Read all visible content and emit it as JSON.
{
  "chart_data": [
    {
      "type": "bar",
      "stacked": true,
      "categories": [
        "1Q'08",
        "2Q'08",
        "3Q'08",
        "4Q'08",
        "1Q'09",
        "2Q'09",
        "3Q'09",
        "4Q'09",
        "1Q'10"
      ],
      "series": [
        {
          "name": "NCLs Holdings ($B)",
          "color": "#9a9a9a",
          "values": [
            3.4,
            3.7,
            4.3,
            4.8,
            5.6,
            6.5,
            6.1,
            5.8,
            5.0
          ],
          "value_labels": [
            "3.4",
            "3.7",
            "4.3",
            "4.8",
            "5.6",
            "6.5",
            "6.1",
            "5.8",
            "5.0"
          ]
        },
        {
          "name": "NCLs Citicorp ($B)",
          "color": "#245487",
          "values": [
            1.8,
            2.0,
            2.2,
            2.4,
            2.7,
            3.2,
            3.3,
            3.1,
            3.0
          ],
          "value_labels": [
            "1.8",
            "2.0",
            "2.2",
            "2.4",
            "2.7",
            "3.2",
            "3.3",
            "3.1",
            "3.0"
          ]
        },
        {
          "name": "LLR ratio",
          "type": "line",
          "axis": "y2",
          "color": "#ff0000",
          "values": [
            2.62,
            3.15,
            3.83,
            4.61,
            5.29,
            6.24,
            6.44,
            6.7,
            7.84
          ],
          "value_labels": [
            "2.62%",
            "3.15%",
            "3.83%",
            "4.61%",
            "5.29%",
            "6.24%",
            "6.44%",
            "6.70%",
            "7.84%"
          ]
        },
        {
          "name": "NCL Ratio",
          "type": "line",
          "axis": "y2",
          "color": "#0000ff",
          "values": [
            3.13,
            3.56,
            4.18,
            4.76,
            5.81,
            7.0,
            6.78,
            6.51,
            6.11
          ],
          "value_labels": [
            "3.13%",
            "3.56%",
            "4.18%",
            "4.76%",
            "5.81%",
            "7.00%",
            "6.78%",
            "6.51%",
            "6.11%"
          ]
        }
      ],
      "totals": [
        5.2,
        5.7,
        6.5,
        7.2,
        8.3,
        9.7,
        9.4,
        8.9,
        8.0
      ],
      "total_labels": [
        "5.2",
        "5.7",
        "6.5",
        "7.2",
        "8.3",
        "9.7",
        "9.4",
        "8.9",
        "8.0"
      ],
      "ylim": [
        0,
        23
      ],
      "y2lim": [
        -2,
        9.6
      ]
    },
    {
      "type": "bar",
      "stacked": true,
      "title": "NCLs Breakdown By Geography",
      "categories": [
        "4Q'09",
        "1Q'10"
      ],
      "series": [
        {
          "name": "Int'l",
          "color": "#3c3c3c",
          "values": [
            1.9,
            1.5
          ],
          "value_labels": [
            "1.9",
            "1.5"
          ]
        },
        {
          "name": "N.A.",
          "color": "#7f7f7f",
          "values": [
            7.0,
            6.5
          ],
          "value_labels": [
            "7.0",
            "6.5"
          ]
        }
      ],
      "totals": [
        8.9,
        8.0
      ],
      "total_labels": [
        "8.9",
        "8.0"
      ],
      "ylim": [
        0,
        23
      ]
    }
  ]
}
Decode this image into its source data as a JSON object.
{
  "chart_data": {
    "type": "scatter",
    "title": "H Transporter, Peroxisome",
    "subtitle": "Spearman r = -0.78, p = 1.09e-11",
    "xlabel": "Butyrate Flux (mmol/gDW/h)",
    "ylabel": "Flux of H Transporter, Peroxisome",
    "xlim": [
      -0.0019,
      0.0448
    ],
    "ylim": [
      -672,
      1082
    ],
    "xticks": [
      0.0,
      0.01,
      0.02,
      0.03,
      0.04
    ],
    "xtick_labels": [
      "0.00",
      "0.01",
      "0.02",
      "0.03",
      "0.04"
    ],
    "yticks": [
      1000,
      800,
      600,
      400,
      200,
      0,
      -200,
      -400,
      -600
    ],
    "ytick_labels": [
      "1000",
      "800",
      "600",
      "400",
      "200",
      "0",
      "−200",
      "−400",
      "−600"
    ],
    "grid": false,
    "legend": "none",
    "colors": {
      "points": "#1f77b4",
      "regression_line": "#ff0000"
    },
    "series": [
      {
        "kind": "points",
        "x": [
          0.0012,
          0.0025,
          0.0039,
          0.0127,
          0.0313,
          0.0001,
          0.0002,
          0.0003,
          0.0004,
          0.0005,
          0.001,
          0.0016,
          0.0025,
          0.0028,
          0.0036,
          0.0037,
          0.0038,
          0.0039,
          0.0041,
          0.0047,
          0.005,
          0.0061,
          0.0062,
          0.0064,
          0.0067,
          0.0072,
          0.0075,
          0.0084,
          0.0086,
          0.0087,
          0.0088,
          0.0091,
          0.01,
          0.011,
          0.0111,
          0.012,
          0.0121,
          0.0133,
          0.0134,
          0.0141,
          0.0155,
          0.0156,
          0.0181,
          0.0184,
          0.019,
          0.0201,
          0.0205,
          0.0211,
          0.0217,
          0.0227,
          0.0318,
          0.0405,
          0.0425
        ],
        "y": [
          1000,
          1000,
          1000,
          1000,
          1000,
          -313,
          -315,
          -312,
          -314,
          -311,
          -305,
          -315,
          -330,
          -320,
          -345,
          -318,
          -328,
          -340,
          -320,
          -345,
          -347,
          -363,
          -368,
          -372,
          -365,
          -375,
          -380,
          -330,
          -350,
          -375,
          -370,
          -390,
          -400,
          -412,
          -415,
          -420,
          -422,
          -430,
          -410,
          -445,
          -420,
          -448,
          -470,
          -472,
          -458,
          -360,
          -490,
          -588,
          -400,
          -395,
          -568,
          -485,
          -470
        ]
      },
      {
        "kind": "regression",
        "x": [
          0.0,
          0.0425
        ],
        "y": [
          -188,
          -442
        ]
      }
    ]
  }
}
__________________________________________________
AIM OF THE TASK
Every line of the data above should be reproduced word for word.

ANSWER TO THIS EXERCISE
Read all visible content and emit it as JSON.
{
  "chart_data": [
    {
      "type": "bar",
      "stacked": true,
      "categories": [
        "1Q'08",
        "2Q'08",
        "3Q'08",
        "4Q'08",
        "1Q'09",
        "2Q'09",
        "3Q'09",
        "4Q'09",
        "1Q'10"
      ],
      "series": [
        {
          "name": "NCLs Holdings ($B)",
          "color": "#9a9a9a",
          "values": [
            3.4,
            3.7,
            4.3,
            4.8,
            5.6,
            6.5,
            6.1,
            5.8,
            5.0
          ],
          "value_labels": [
            "3.4",
            "3.7",
            "4.3",
            "4.8",
            "5.6",
            "6.5",
            "6.1",
            "5.8",
            "5.0"
          ]
        },
        {
          "name": "NCLs Citicorp ($B)",
          "color": "#245487",
          "values": [
            1.8,
            2.0,
            2.2,
            2.4,
            2.7,
            3.2,
            3.3,
            3.1,
            3.0
          ],
          "value_labels": [
            "1.8",
            "2.0",
            "2.2",
            "2.4",
            "2.7",
            "3.2",
            "3.3",
            "3.1",
            "3.0"
          ]
        },
        {
          "name": "LLR ratio",
          "type": "line",
          "axis": "y2",
          "color": "#ff0000",
          "values": [
            2.62,
            3.15,
            3.83,
            4.61,
            5.29,
            6.24,
            6.44,
            6.7,
            7.84
          ],
          "value_labels": [
            "2.62%",
            "3.15%",
            "3.83%",
            "4.61%",
            "5.29%",
            "6.24%",
            "6.44%",
            "6.70%",
            "7.84%"
          ]
        },
        {
          "name": "NCL Ratio",
          "type": "line",
          "axis": "y2",
          "color": "#0000ff",
          "values": [
            3.13,
            3.56,
            4.18,
            4.76,
            5.81,
            7.0,
            6.78,
            6.51,
            6.11
          ],
          "value_labels": [
            "3.13%",
            "3.56%",
            "4.18%",
            "4.76%",
            "5.81%",
            "7.00%",
            "6.78%",
            "6.51%",
            "6.11%"
          ]
        }
      ],
      "totals": [
        5.2,
        5.7,
        6.5,
        7.2,
        8.3,
        9.7,
        9.4,
        8.9,
        8.0
      ],
      "total_labels": [
        "5.2",
        "5.7",
        "6.5",
        "7.2",
        "8.3",
        "9.7",
        "9.4",
        "8.9",
        "8.0"
      ],
      "ylim": [
        0,
        23
      ],
      "y2lim": [
        -2,
        9.6
      ]
    },
    {
      "type": "bar",
      "stacked": true,
      "title": "NCLs Breakdown By Geography",
      "categories": [
        "4Q'09",
        "1Q'10"
      ],
      "series": [
        {
          "name": "Int'l",
          "color": "#3c3c3c",
          "values": [
            1.9,
            1.5
          ],
          "value_labels": [
            "1.9",
            "1.5"
          ]
        },
        {
          "name": "N.A.",
          "color": "#7f7f7f",
          "values": [
            7.0,
            6.5
          ],
          "value_labels": [
            "7.0",
            "6.5"
          ]
        }
      ],
      "totals": [
        8.9,
        8.0
      ],
      "total_labels": [
        "8.9",
        "8.0"
      ],
      "ylim": [
        0,
        23
      ]
    }
  ]
}
Decode this image into its source data as a JSON object.
{
  "chart_data": {
    "type": "scatter",
    "title": "H Transporter, Peroxisome",
    "subtitle": "Spearman r = -0.78, p = 1.09e-11",
    "xlabel": "Butyrate Flux (mmol/gDW/h)",
    "ylabel": "Flux of H Transporter, Peroxisome",
    "xlim": [
      -0.0019,
      0.0448
    ],
    "ylim": [
      -672,
      1082
    ],
    "xticks": [
      0.0,
      0.01,
      0.02,
      0.03,
      0.04
    ],
    "xtick_labels": [
      "0.00",
      "0.01",
      "0.02",
      "0.03",
      "0.04"
    ],
    "yticks": [
      1000,
      800,
      600,
      400,
      200,
      0,
      -200,
      -400,
      -600
    ],
    "ytick_labels": [
      "1000",
      "800",
      "600",
      "400",
      "200",
      "0",
      "−200",
      "−400",
      "−600"
    ],
    "grid": false,
    "legend": "none",
    "colors": {
      "points": "#1f77b4",
      "regression_line": "#ff0000"
    },
    "series": [
      {
        "kind": "points",
        "x": [
          0.0012,
          0.0025,
          0.0039,
          0.0127,
          0.0313,
          0.0001,
          0.0002,
          0.0003,
          0.0004,
          0.0005,
          0.001,
          0.0016,
          0.0025,
          0.0028,
          0.0036,
          0.0037,
          0.0038,
          0.0039,
          0.0041,
          0.0047,
          0.005,
          0.0061,
          0.0062,
          0.0064,
          0.0067,
          0.0072,
          0.0075,
          0.0084,
          0.0086,
          0.0087,
          0.0088,
          0.0091,
          0.01,
          0.011,
          0.0111,
          0.012,
          0.0121,
          0.0133,
          0.0134,
          0.0141,
          0.0155,
          0.0156,
          0.0181,
          0.0184,
          0.019,
          0.0201,
          0.0205,
          0.0211,
          0.0217,
          0.0227,
          0.0318,
          0.0405,
          0.0425
        ],
        "y": [
          1000,
          1000,
          1000,
          1000,
          1000,
          -313,
          -315,
          -312,
          -314,
          -311,
          -305,
          -315,
          -330,
          -320,
          -345,
          -318,
          -328,
          -340,
          -320,
          -345,
          -347,
          -363,
          -368,
          -372,
          -365,
          -375,
          -380,
          -330,
          -350,
          -375,
          -370,
          -390,
          -400,
          -412,
          -415,
          -420,
          -422,
          -430,
          -410,
          -445,
          -420,
          -448,
          -470,
          -472,
          -458,
          -360,
          -490,
          -588,
          -400,
          -395,
          -568,
          -485,
          -470
        ]
      },
      {
        "kind": "regression",
        "x": [
          0.0,
          0.0425
        ],
        "y": [
          -188,
          -442
        ]
      }
    ]
  }
}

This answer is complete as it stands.